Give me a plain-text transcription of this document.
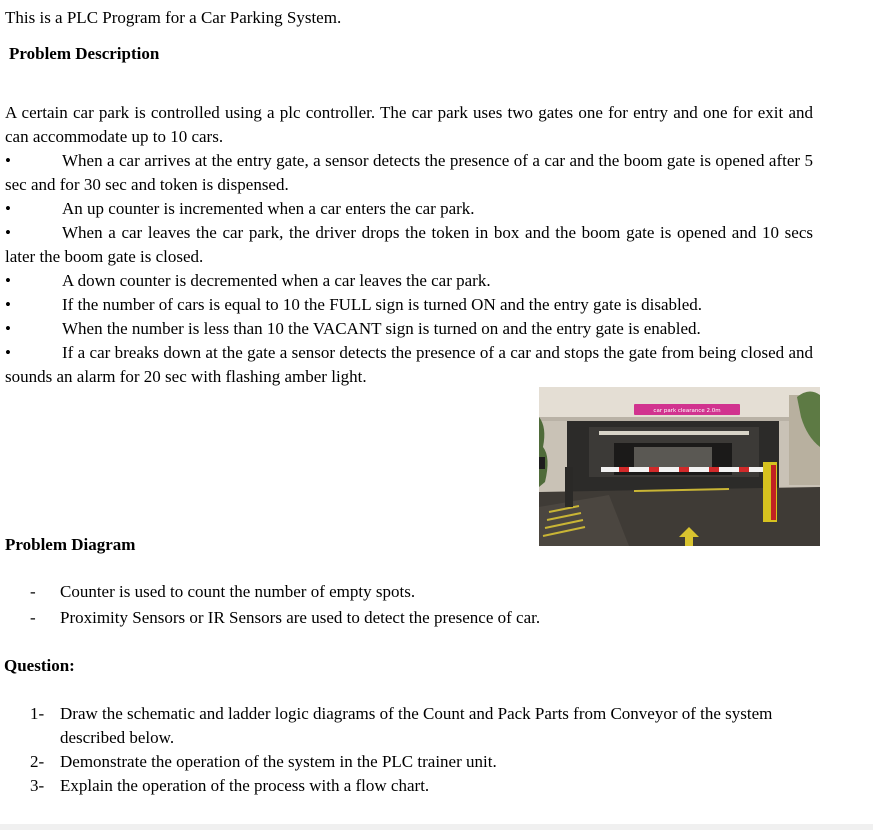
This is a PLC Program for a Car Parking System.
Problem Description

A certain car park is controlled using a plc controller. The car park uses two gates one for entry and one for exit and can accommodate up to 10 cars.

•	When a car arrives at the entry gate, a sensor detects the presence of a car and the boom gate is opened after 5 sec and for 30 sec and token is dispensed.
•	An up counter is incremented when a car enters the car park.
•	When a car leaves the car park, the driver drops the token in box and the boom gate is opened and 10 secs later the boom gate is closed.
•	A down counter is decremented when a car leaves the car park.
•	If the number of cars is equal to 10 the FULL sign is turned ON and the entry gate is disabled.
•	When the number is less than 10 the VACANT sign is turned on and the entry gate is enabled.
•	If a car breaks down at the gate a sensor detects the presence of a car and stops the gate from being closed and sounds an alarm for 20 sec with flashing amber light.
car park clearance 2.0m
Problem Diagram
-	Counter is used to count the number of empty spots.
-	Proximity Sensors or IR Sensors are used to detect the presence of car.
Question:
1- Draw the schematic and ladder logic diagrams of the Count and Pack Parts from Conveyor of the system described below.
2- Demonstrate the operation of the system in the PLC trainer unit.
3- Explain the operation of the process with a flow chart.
####
## Problem description
Copy out each line word for word, please, skipping the images.

## Solution for this exercise
Give me a plain-text transcription of this document.
This is a PLC Program for a Car Parking System.
Problem Description

A certain car park is controlled using a plc controller. The car park uses two gates one for entry and one for exit and can accommodate up to 10 cars.

•	When a car arrives at the entry gate, a sensor detects the presence of a car and the boom gate is opened after 5 sec and for 30 sec and token is dispensed.
•	An up counter is incremented when a car enters the car park.
•	When a car leaves the car park, the driver drops the token in box and the boom gate is opened and 10 secs later the boom gate is closed.
•	A down counter is decremented when a car leaves the car park.
•	If the number of cars is equal to 10 the FULL sign is turned ON and the entry gate is disabled.
•	When the number is less than 10 the VACANT sign is turned on and the entry gate is enabled.
•	If a car breaks down at the gate a sensor detects the presence of a car and stops the gate from being closed and sounds an alarm for 20 sec with flashing amber light.
car park clearance 2.0m
Problem Diagram
-	Counter is used to count the number of empty spots.
-	Proximity Sensors or IR Sensors are used to detect the presence of car.
Question:
1- Draw the schematic and ladder logic diagrams of the Count and Pack Parts from Conveyor of the system described below.
2- Demonstrate the operation of the system in the PLC trainer unit.
3- Explain the operation of the process with a flow chart.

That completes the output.